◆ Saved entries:
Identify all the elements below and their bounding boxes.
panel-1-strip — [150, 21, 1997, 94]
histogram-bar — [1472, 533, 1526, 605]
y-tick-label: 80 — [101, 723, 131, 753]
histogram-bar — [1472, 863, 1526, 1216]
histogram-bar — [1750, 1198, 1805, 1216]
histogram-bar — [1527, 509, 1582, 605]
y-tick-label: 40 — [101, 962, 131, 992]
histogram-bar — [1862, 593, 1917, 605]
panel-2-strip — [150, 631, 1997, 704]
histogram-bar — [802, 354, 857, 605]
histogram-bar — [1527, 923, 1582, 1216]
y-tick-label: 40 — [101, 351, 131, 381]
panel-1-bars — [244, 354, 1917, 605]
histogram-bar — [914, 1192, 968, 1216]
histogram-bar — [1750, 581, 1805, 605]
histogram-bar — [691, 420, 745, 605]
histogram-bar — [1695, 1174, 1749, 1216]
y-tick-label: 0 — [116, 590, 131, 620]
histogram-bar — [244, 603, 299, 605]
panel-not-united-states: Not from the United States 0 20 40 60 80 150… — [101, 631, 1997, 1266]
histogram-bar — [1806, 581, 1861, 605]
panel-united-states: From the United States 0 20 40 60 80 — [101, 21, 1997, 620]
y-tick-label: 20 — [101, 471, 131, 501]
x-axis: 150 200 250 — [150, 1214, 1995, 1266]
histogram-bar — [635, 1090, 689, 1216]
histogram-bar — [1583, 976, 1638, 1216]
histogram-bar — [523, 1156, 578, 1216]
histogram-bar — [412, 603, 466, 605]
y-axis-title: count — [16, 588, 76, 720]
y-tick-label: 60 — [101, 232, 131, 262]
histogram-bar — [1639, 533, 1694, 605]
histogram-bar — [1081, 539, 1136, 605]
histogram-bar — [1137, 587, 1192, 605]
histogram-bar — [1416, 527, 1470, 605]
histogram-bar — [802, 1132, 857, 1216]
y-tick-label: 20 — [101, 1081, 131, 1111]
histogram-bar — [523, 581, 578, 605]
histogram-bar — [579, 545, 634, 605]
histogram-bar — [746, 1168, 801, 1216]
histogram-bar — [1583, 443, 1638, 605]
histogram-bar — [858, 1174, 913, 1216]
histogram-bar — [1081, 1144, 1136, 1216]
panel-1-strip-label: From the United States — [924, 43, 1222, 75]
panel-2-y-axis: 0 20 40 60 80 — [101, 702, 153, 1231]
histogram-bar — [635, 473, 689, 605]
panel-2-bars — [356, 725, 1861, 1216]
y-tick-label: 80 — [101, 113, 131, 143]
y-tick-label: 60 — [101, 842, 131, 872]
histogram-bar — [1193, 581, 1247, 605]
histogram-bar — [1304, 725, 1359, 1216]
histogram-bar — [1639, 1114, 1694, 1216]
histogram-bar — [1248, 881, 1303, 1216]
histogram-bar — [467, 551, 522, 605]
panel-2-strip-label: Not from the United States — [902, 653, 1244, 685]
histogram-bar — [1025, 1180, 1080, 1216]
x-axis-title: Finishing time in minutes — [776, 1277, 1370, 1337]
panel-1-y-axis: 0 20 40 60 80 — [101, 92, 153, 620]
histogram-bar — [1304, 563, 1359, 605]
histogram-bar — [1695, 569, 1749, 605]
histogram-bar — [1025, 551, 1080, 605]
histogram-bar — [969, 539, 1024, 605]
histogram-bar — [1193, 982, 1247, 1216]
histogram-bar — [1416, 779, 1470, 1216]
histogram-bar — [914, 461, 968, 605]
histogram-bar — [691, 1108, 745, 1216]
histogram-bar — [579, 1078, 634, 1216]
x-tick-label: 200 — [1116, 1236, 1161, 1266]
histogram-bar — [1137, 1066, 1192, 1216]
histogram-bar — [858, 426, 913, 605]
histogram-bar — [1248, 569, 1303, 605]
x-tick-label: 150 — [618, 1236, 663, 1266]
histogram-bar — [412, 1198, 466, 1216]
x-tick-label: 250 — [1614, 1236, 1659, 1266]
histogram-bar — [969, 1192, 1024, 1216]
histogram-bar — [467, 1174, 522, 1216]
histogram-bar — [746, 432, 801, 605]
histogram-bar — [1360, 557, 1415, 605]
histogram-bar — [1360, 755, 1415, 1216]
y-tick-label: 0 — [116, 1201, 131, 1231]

◆ Exercise goal: Starting from the first line of the items and stopping after the line that contains "panel-1-bars — [244, 354, 1917, 605]", put each line into a JSON list of strings, one string per line, with blank lines left out.

◆ Response for this exercise:
[
  "Identify all the elements below and their bounding boxes.",
  "panel-1-strip — [150, 21, 1997, 94]",
  "histogram-bar — [1472, 533, 1526, 605]",
  "y-tick-label: 80 — [101, 723, 131, 753]",
  "histogram-bar — [1472, 863, 1526, 1216]",
  "histogram-bar — [1750, 1198, 1805, 1216]",
  "histogram-bar — [1527, 509, 1582, 605]",
  "y-tick-label: 40 — [101, 962, 131, 992]",
  "histogram-bar — [1862, 593, 1917, 605]",
  "panel-2-strip — [150, 631, 1997, 704]",
  "histogram-bar — [802, 354, 857, 605]",
  "histogram-bar — [1527, 923, 1582, 1216]",
  "y-tick-label: 40 — [101, 351, 131, 381]",
  "panel-1-bars — [244, 354, 1917, 605]"
]